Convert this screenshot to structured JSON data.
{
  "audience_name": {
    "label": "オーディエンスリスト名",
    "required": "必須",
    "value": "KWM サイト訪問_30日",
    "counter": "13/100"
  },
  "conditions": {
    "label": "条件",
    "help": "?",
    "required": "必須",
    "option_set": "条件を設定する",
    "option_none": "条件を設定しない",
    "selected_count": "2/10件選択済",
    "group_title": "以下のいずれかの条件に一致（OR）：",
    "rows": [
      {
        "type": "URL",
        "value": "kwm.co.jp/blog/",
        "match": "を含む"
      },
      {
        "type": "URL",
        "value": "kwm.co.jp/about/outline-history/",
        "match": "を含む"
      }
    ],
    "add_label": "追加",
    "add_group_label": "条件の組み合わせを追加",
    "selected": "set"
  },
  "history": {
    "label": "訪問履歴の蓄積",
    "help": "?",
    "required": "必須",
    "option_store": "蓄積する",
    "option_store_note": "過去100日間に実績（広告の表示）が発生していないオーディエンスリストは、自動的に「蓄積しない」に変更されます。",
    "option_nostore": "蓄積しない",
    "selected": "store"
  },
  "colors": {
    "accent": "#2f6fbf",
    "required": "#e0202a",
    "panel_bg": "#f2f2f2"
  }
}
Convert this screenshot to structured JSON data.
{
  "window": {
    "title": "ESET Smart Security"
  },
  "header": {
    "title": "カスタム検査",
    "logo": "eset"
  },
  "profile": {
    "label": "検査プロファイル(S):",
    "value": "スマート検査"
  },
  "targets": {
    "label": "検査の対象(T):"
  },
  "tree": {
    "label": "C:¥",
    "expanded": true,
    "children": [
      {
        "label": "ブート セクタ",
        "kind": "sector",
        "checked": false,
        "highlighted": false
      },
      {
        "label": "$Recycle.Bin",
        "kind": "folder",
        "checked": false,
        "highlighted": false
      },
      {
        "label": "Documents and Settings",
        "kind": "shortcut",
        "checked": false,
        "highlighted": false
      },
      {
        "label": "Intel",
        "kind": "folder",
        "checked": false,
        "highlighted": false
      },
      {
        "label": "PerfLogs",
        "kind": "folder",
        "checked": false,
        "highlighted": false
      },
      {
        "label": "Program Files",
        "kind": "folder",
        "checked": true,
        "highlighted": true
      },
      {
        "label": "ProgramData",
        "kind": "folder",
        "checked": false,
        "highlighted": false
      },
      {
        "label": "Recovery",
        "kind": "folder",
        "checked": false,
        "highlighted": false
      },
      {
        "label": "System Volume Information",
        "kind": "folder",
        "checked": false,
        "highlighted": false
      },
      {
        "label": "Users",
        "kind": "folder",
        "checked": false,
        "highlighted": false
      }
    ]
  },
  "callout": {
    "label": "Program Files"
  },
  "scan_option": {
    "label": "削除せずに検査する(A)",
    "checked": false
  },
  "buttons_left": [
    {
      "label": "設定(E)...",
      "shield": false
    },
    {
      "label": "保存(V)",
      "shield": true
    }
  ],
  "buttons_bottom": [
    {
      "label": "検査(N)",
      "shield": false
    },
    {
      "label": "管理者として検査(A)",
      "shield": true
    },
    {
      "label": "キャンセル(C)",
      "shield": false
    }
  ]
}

##############################

## GOAL
Transcribe the records above exactly as they appear.

## RESULT OF THE TASK
Convert this screenshot to structured JSON data.
{
  "audience_name": {
    "label": "オーディエンスリスト名",
    "required": "必須",
    "value": "KWM サイト訪問_30日",
    "counter": "13/100"
  },
  "conditions": {
    "label": "条件",
    "help": "?",
    "required": "必須",
    "option_set": "条件を設定する",
    "option_none": "条件を設定しない",
    "selected_count": "2/10件選択済",
    "group_title": "以下のいずれかの条件に一致（OR）：",
    "rows": [
      {
        "type": "URL",
        "value": "kwm.co.jp/blog/",
        "match": "を含む"
      },
      {
        "type": "URL",
        "value": "kwm.co.jp/about/outline-history/",
        "match": "を含む"
      }
    ],
    "add_label": "追加",
    "add_group_label": "条件の組み合わせを追加",
    "selected": "set"
  },
  "history": {
    "label": "訪問履歴の蓄積",
    "help": "?",
    "required": "必須",
    "option_store": "蓄積する",
    "option_store_note": "過去100日間に実績（広告の表示）が発生していないオーディエンスリストは、自動的に「蓄積しない」に変更されます。",
    "option_nostore": "蓄積しない",
    "selected": "store"
  },
  "colors": {
    "accent": "#2f6fbf",
    "required": "#e0202a",
    "panel_bg": "#f2f2f2"
  }
}
Convert this screenshot to structured JSON data.
{
  "window": {
    "title": "ESET Smart Security"
  },
  "header": {
    "title": "カスタム検査",
    "logo": "eset"
  },
  "profile": {
    "label": "検査プロファイル(S):",
    "value": "スマート検査"
  },
  "targets": {
    "label": "検査の対象(T):"
  },
  "tree": {
    "label": "C:¥",
    "expanded": true,
    "children": [
      {
        "label": "ブート セクタ",
        "kind": "sector",
        "checked": false,
        "highlighted": false
      },
      {
        "label": "$Recycle.Bin",
        "kind": "folder",
        "checked": false,
        "highlighted": false
      },
      {
        "label": "Documents and Settings",
        "kind": "shortcut",
        "checked": false,
        "highlighted": false
      },
      {
        "label": "Intel",
        "kind": "folder",
        "checked": false,
        "highlighted": false
      },
      {
        "label": "PerfLogs",
        "kind": "folder",
        "checked": false,
        "highlighted": false
      },
      {
        "label": "Program Files",
        "kind": "folder",
        "checked": true,
        "highlighted": true
      },
      {
        "label": "ProgramData",
        "kind": "folder",
        "checked": false,
        "highlighted": false
      },
      {
        "label": "Recovery",
        "kind": "folder",
        "checked": false,
        "highlighted": false
      },
      {
        "label": "System Volume Information",
        "kind": "folder",
        "checked": false,
        "highlighted": false
      },
      {
        "label": "Users",
        "kind": "folder",
        "checked": false,
        "highlighted": false
      }
    ]
  },
  "callout": {
    "label": "Program Files"
  },
  "scan_option": {
    "label": "削除せずに検査する(A)",
    "checked": false
  },
  "buttons_left": [
    {
      "label": "設定(E)...",
      "shield": false
    },
    {
      "label": "保存(V)",
      "shield": true
    }
  ],
  "buttons_bottom": [
    {
      "label": "検査(N)",
      "shield": false
    },
    {
      "label": "管理者として検査(A)",
      "shield": true
    },
    {
      "label": "キャンセル(C)",
      "shield": false
    }
  ]
}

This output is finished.